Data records
--- start ---

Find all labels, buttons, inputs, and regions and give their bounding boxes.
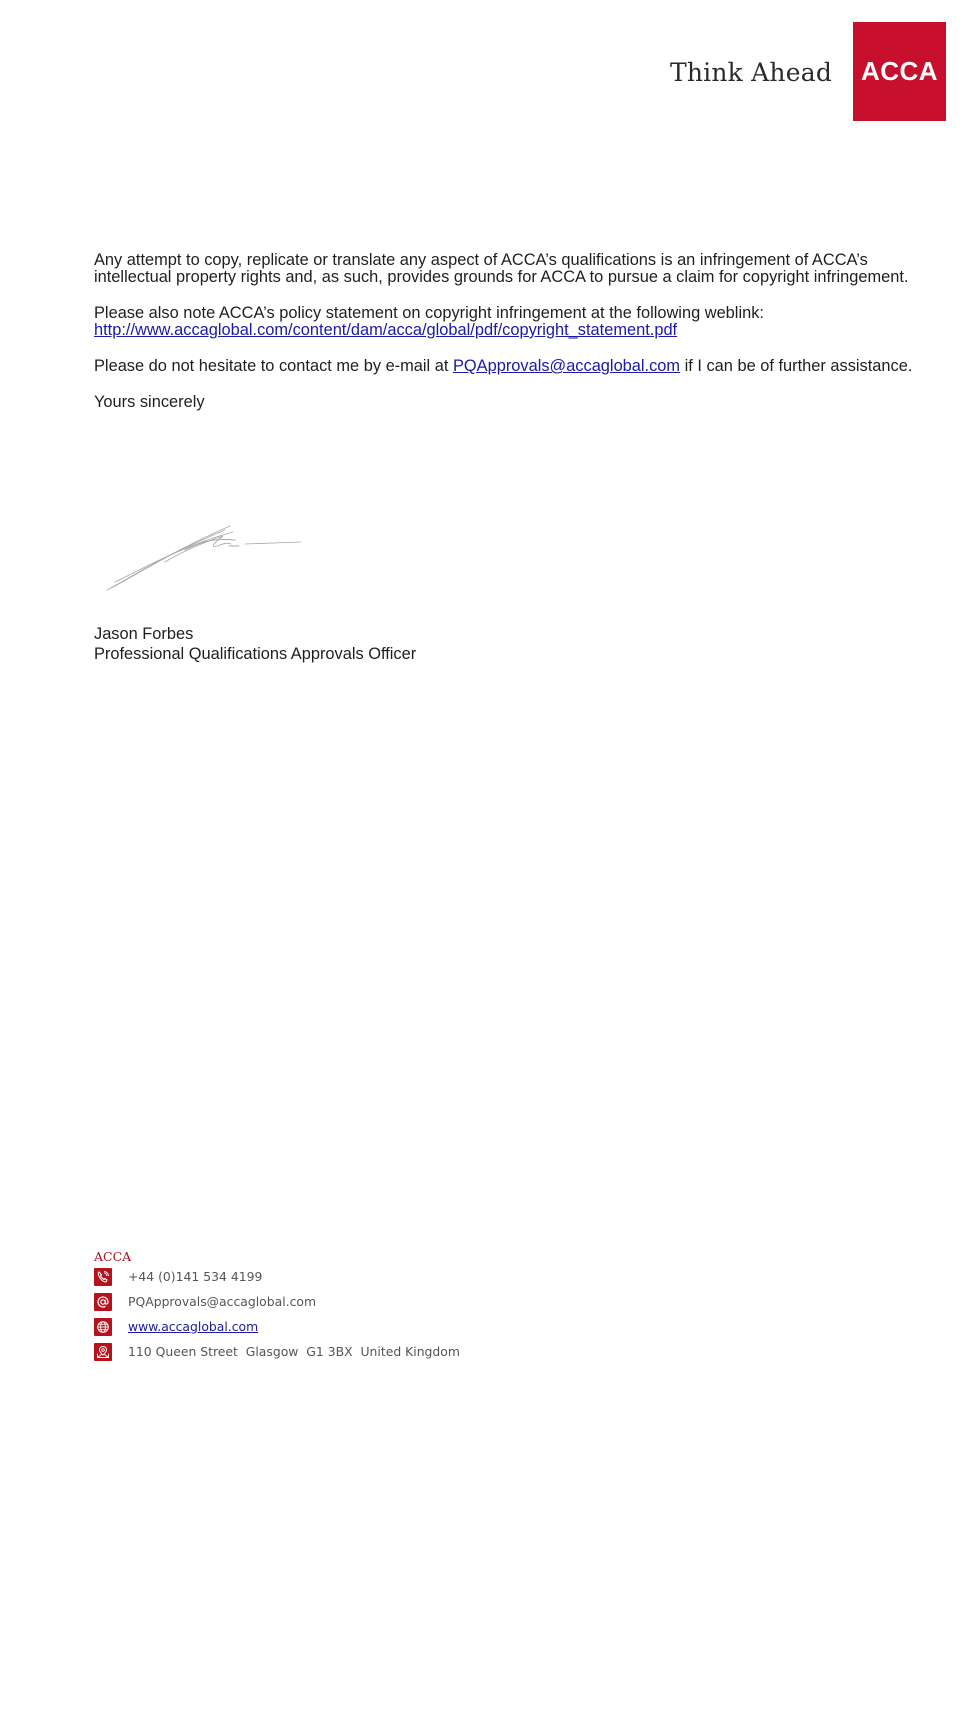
footer-phone: +44 (0)141 534 4199	[128, 1269, 262, 1284]
paragraph-contact: Please do not hesitate to contact me by …	[94, 358, 914, 375]
contact-text-before: Please do not hesitate to contact me by …	[94, 357, 453, 375]
letter-body: Any attempt to copy, replicate or transl…	[94, 252, 914, 430]
header-logo: Think Ahead ACCA	[660, 22, 946, 122]
footer-website-row: www.accaglobal.com	[94, 1314, 460, 1339]
at-sign-icon	[94, 1293, 112, 1311]
acca-logo: ACCA	[853, 22, 946, 121]
paragraph-copyright-notice: Any attempt to copy, replicate or transl…	[94, 252, 914, 286]
signatory: Jason Forbes Professional Qualifications…	[94, 624, 416, 664]
contact-text-after: if I can be of further assistance.	[680, 357, 912, 375]
signature-image	[105, 520, 315, 600]
globe-icon	[94, 1318, 112, 1336]
email-link[interactable]: PQApprovals@accaglobal.com	[453, 357, 680, 375]
website-link[interactable]: www.accaglobal.com	[128, 1319, 258, 1334]
paragraph-policy-statement: Please also note ACCA’s policy statement…	[94, 305, 914, 339]
footer-address: 110 Queen Street Glasgow G1 3BX United K…	[128, 1344, 460, 1359]
closing: Yours sincerely	[94, 394, 914, 411]
location-icon	[94, 1343, 112, 1361]
footer-phone-row: +44 (0)141 534 4199	[94, 1264, 460, 1289]
tagline: Think Ahead	[670, 58, 832, 87]
signatory-title: Professional Qualifications Approvals Of…	[94, 644, 416, 664]
footer-email-row: PQApprovals@accaglobal.com	[94, 1289, 460, 1314]
policy-statement-text: Please also note ACCA’s policy statement…	[94, 304, 764, 322]
signatory-name: Jason Forbes	[94, 624, 416, 644]
footer-brand: ACCA	[94, 1250, 460, 1264]
copyright-statement-link[interactable]: http://www.accaglobal.com/content/dam/ac…	[94, 321, 677, 339]
acca-logo-text: ACCA	[861, 56, 938, 87]
contact-footer: ACCA +44 (0)141 534 4199 PQApprovals@acc…	[94, 1250, 460, 1364]
phone-icon	[94, 1268, 112, 1286]
footer-email: PQApprovals@accaglobal.com	[128, 1294, 316, 1309]
footer-address-row: 110 Queen Street Glasgow G1 3BX United K…	[94, 1339, 460, 1364]
footer-website: www.accaglobal.com	[128, 1319, 258, 1334]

--- end ---

[Aim] Swap every "icon" in the data above for "glyph" and give all the lines again with nothing else changed. Leave out the pictures.

[The reply]
Find all labels, buttons, inputs, and regions and give their bounding boxes.
footer-phone: +44 (0)141 534 4199	[128, 1269, 262, 1284]
paragraph-contact: Please do not hesitate to contact me by …	[94, 358, 914, 375]
contact-text-before: Please do not hesitate to contact me by …	[94, 357, 453, 375]
letter-body: Any attempt to copy, replicate or transl…	[94, 252, 914, 430]
header-logo: Think Ahead ACCA	[660, 22, 946, 122]
footer-website-row: www.accaglobal.com	[94, 1314, 460, 1339]
at-sign-glyph	[94, 1293, 112, 1311]
acca-logo: ACCA	[853, 22, 946, 121]
paragraph-copyright-notice: Any attempt to copy, replicate or transl…	[94, 252, 914, 286]
signatory: Jason Forbes Professional Qualifications…	[94, 624, 416, 664]
contact-text-after: if I can be of further assistance.	[680, 357, 912, 375]
signature-image	[105, 520, 315, 600]
globe-glyph	[94, 1318, 112, 1336]
email-link[interactable]: PQApprovals@accaglobal.com	[453, 357, 680, 375]
website-link[interactable]: www.accaglobal.com	[128, 1319, 258, 1334]
paragraph-policy-statement: Please also note ACCA’s policy statement…	[94, 305, 914, 339]
footer-address: 110 Queen Street Glasgow G1 3BX United K…	[128, 1344, 460, 1359]
closing: Yours sincerely	[94, 394, 914, 411]
location-glyph	[94, 1343, 112, 1361]
footer-phone-row: +44 (0)141 534 4199	[94, 1264, 460, 1289]
tagline: Think Ahead	[670, 58, 832, 87]
signatory-title: Professional Qualifications Approvals Of…	[94, 644, 416, 664]
footer-email-row: PQApprovals@accaglobal.com	[94, 1289, 460, 1314]
policy-statement-text: Please also note ACCA’s policy statement…	[94, 304, 764, 322]
signatory-name: Jason Forbes	[94, 624, 416, 644]
footer-brand: ACCA	[94, 1250, 460, 1264]
copyright-statement-link[interactable]: http://www.accaglobal.com/content/dam/ac…	[94, 321, 677, 339]
acca-logo-text: ACCA	[861, 56, 938, 87]
contact-footer: ACCA +44 (0)141 534 4199 PQApprovals@acc…	[94, 1250, 460, 1364]
phone-glyph	[94, 1268, 112, 1286]
footer-email: PQApprovals@accaglobal.com	[128, 1294, 316, 1309]
footer-address-row: 110 Queen Street Glasgow G1 3BX United K…	[94, 1339, 460, 1364]
footer-website: www.accaglobal.com	[128, 1319, 258, 1334]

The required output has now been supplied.